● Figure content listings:
** start **
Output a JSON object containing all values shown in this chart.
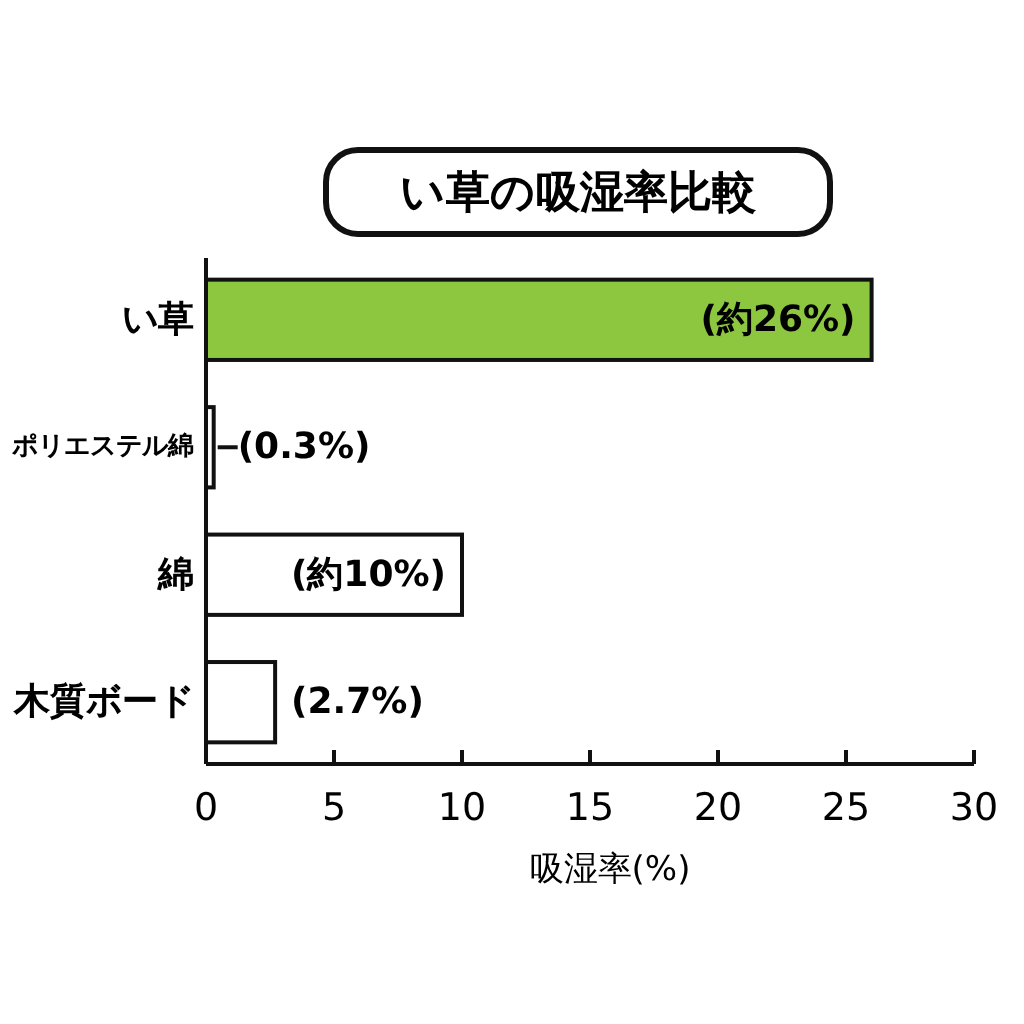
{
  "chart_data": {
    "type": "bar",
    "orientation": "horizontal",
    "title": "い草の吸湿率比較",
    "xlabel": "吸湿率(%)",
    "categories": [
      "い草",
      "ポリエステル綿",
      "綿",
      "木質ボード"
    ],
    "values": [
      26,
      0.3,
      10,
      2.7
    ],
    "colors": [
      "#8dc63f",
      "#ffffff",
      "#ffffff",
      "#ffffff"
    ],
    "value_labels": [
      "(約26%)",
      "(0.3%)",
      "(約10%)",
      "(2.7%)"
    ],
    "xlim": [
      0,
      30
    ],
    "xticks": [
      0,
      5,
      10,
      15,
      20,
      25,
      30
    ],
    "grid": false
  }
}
** end **
** start **
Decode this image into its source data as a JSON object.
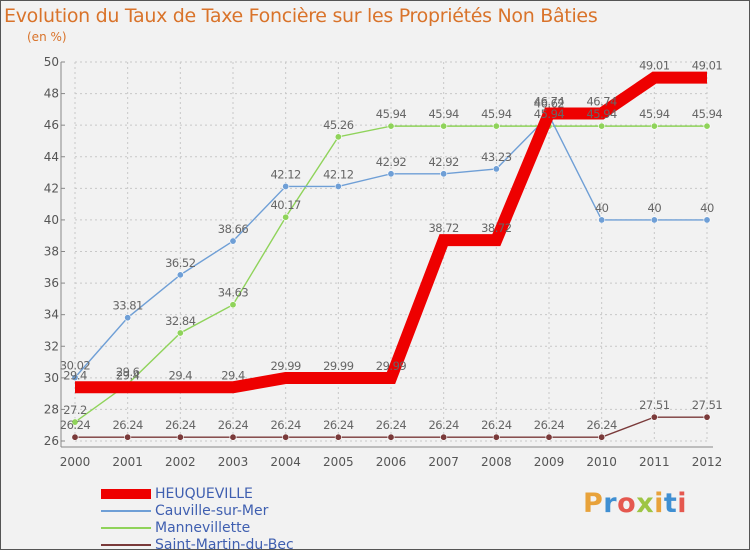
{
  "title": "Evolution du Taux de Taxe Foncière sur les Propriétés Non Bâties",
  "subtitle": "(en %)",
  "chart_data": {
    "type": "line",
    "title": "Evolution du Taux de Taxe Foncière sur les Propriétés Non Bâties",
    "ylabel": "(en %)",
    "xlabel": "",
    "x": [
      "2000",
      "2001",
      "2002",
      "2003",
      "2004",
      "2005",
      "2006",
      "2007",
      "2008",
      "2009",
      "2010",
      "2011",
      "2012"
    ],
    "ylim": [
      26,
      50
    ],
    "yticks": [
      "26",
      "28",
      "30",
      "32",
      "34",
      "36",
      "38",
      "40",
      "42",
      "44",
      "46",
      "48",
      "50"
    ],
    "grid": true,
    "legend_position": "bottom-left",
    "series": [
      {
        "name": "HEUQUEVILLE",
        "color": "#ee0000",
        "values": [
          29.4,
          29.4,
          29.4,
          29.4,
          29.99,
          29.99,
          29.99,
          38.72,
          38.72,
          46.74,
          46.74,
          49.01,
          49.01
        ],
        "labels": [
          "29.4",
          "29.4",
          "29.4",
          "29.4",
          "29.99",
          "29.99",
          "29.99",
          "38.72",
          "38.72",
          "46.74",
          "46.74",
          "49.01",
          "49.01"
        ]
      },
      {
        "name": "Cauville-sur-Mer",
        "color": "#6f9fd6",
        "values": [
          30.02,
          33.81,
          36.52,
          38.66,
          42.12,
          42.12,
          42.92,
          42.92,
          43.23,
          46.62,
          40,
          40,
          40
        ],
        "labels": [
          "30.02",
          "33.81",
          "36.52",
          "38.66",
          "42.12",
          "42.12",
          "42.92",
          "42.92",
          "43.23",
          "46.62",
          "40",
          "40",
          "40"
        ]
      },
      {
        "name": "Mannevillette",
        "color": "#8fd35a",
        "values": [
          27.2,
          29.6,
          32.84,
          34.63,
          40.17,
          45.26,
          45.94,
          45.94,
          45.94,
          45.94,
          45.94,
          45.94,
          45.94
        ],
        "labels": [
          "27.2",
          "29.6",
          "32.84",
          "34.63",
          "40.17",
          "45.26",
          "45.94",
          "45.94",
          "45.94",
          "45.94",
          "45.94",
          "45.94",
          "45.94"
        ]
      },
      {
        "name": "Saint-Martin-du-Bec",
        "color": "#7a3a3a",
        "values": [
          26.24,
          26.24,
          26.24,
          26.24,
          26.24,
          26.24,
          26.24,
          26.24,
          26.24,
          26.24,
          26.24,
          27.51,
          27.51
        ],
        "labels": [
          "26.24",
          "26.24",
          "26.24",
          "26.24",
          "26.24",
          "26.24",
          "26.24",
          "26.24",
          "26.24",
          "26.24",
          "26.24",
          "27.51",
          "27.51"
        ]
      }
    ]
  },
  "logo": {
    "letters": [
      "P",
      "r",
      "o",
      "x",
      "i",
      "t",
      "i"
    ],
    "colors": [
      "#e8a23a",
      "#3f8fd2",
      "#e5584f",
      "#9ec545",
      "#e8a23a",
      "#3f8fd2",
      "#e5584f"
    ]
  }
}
** end **
● Written exercise: In the entries above, find each line with the word "Bâties" and show it.

● Written answer:
  "title": "Evolution du Taux de Taxe Foncière sur les Propriétés Non Bâties",
    "title": "Evolution du Taux de Taxe Foncière sur les Propriétés Non Bâties",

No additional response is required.